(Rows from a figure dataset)
[START]

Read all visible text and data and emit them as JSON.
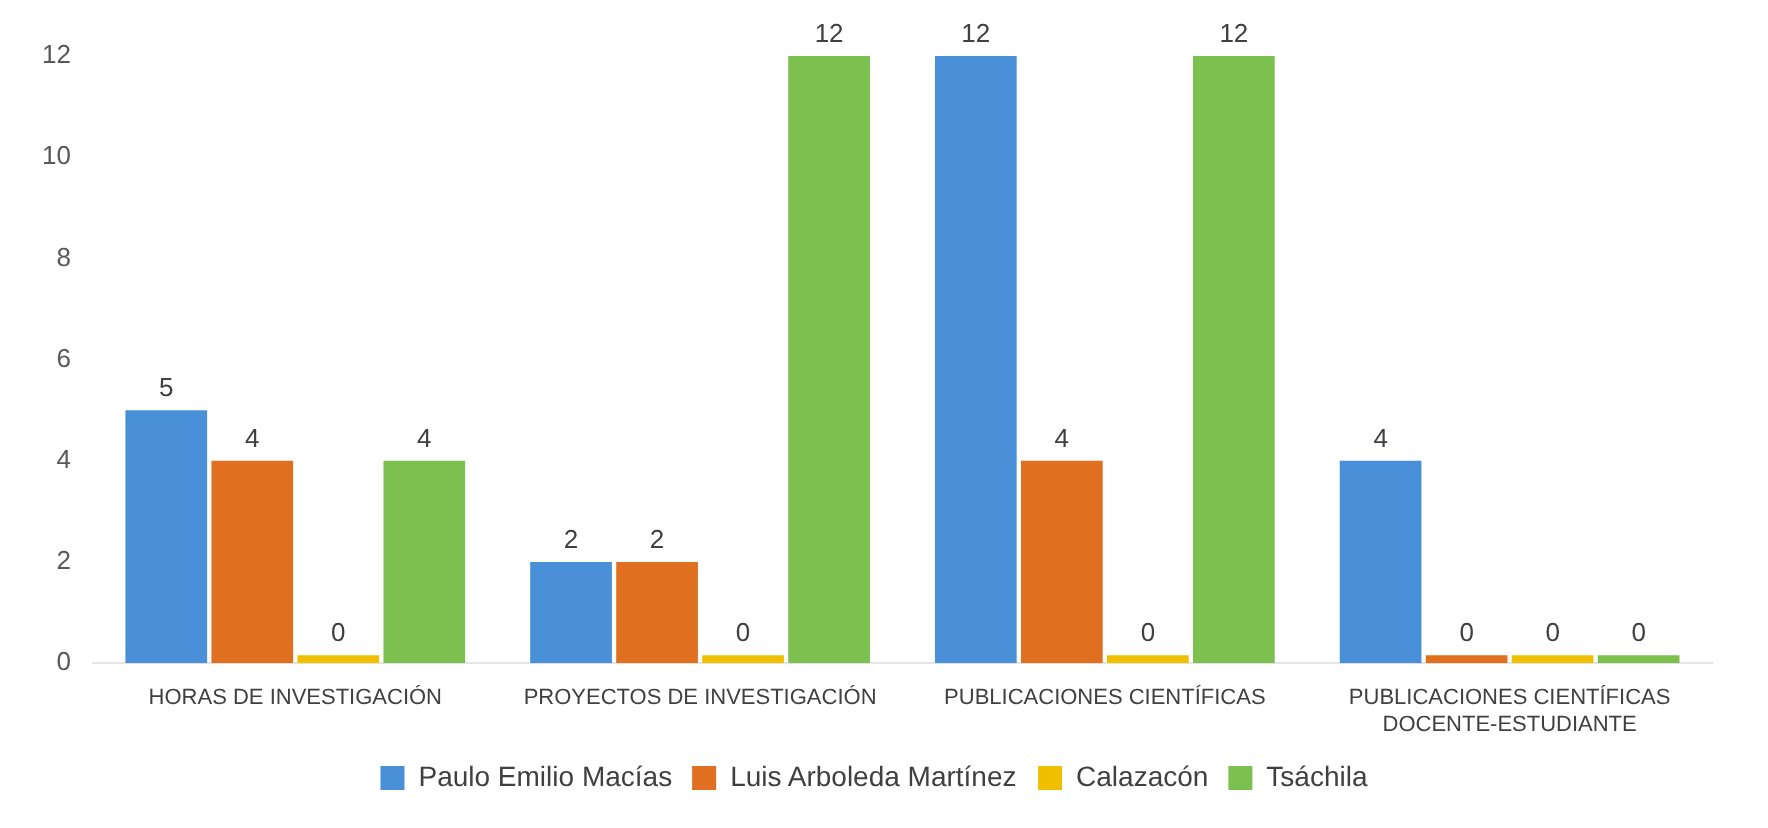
{
  "chart_data": {
    "type": "bar",
    "categories": [
      "HORAS DE INVESTIGACIÓN",
      "PROYECTOS DE INVESTIGACIÓN",
      "PUBLICACIONES CIENTÍFICAS",
      "PUBLICACIONES CIENTÍFICAS DOCENTE-ESTUDIANTE"
    ],
    "series": [
      {
        "name": "Paulo Emilio Macías",
        "color": "#4a90d9",
        "values": [
          5,
          2,
          12,
          4
        ]
      },
      {
        "name": "Luis Arboleda Martínez",
        "color": "#e07020",
        "values": [
          4,
          2,
          4,
          0
        ]
      },
      {
        "name": "Calazacón",
        "color": "#f0c000",
        "values": [
          0,
          0,
          0,
          0
        ]
      },
      {
        "name": "Tsáchila",
        "color": "#7cc050",
        "values": [
          4,
          12,
          12,
          0
        ]
      }
    ],
    "ylim": [
      0,
      12
    ],
    "yticks": [
      0,
      2,
      4,
      6,
      8,
      10,
      12
    ],
    "grid": false,
    "legend": "bottom",
    "data_labels": true
  }
}
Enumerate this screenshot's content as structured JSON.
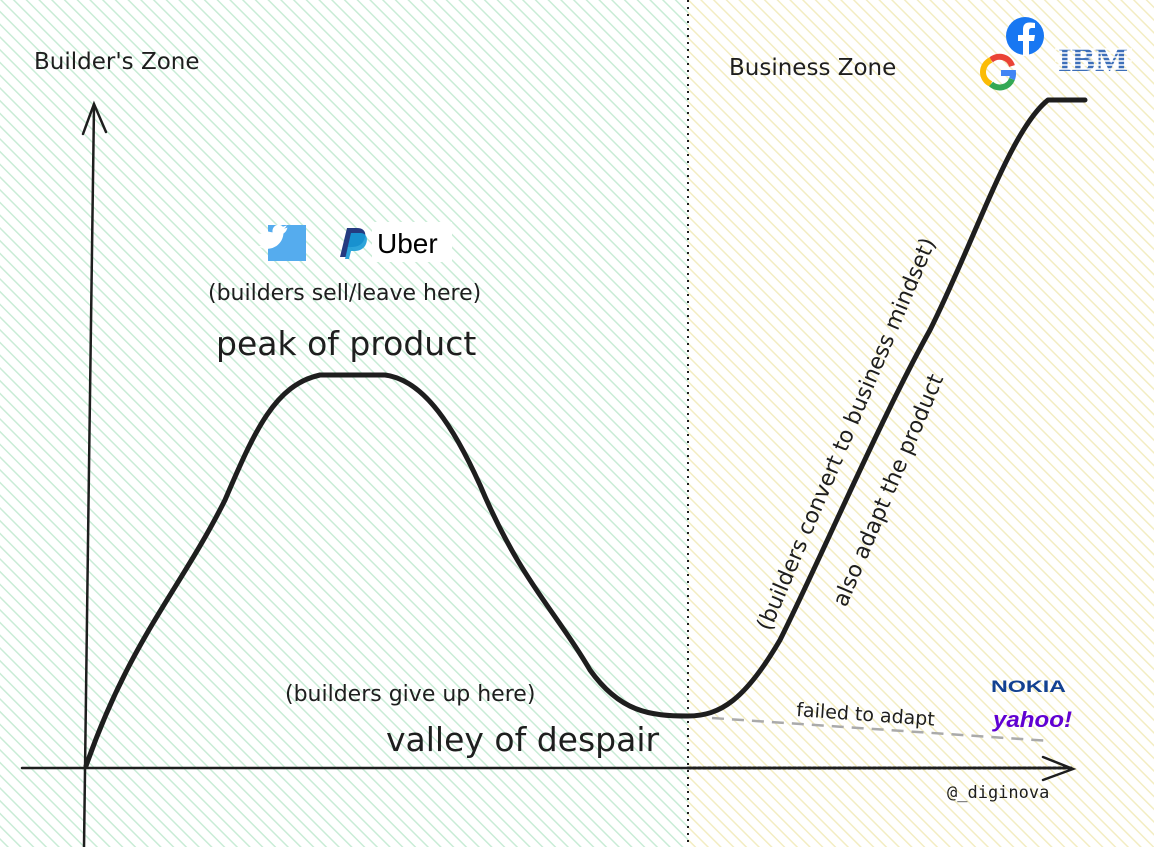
{
  "zones": {
    "builders": {
      "label": "Builder's Zone",
      "tint": "#dcf3e6"
    },
    "business": {
      "label": "Business Zone",
      "tint": "#f8f4d4"
    }
  },
  "peak": {
    "title": "peak of product",
    "note": "(builders sell/leave here)",
    "logos": [
      "Twitter",
      "PayPal",
      "Uber"
    ]
  },
  "valley": {
    "title": "valley of despair",
    "note": "(builders give up here)"
  },
  "rise": {
    "note_line1": "(builders convert to business mindset)",
    "note_line2": "also adapt the product",
    "logos": [
      "Facebook",
      "Google",
      "IBM"
    ]
  },
  "failed": {
    "label": "failed to adapt",
    "logos": [
      "NOKIA",
      "yahoo!"
    ]
  },
  "credit": "@_diginova",
  "colors": {
    "ink": "#1e1e1e",
    "twitter": "#55acee",
    "paypal_dark": "#253b80",
    "paypal_light": "#179bd7",
    "facebook": "#1877f2",
    "ibm": "#3d6fb8",
    "nokia": "#124191",
    "yahoo": "#6001d2",
    "dashed": "#aaaaaa"
  }
}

[END]

Write out all the entries again, word for word, and print no images.

#### [WORKED SOLUTION]
Read all visible text and data and emit them as JSON.
{
  "chart_data": {
    "type": "bar",
    "categories": [
      "HORAS DE INVESTIGACIÓN",
      "PROYECTOS DE INVESTIGACIÓN",
      "PUBLICACIONES CIENTÍFICAS",
      "PUBLICACIONES CIENTÍFICAS DOCENTE-ESTUDIANTE"
    ],
    "series": [
      {
        "name": "Paulo Emilio Macías",
        "color": "#4a90d9",
        "values": [
          5,
          2,
          12,
          4
        ]
      },
      {
        "name": "Luis Arboleda Martínez",
        "color": "#e07020",
        "values": [
          4,
          2,
          4,
          0
        ]
      },
      {
        "name": "Calazacón",
        "color": "#f0c000",
        "values": [
          0,
          0,
          0,
          0
        ]
      },
      {
        "name": "Tsáchila",
        "color": "#7cc050",
        "values": [
          4,
          12,
          12,
          0
        ]
      }
    ],
    "ylim": [
      0,
      12
    ],
    "yticks": [
      0,
      2,
      4,
      6,
      8,
      10,
      12
    ],
    "grid": false,
    "legend": "bottom",
    "data_labels": true
  }
}
Enumerate this screenshot's content as structured JSON.
{
  "zones": {
    "builders": {
      "label": "Builder's Zone",
      "tint": "#dcf3e6"
    },
    "business": {
      "label": "Business Zone",
      "tint": "#f8f4d4"
    }
  },
  "peak": {
    "title": "peak of product",
    "note": "(builders sell/leave here)",
    "logos": [
      "Twitter",
      "PayPal",
      "Uber"
    ]
  },
  "valley": {
    "title": "valley of despair",
    "note": "(builders give up here)"
  },
  "rise": {
    "note_line1": "(builders convert to business mindset)",
    "note_line2": "also adapt the product",
    "logos": [
      "Facebook",
      "Google",
      "IBM"
    ]
  },
  "failed": {
    "label": "failed to adapt",
    "logos": [
      "NOKIA",
      "yahoo!"
    ]
  },
  "credit": "@_diginova",
  "colors": {
    "ink": "#1e1e1e",
    "twitter": "#55acee",
    "paypal_dark": "#253b80",
    "paypal_light": "#179bd7",
    "facebook": "#1877f2",
    "ibm": "#3d6fb8",
    "nokia": "#124191",
    "yahoo": "#6001d2",
    "dashed": "#aaaaaa"
  }
}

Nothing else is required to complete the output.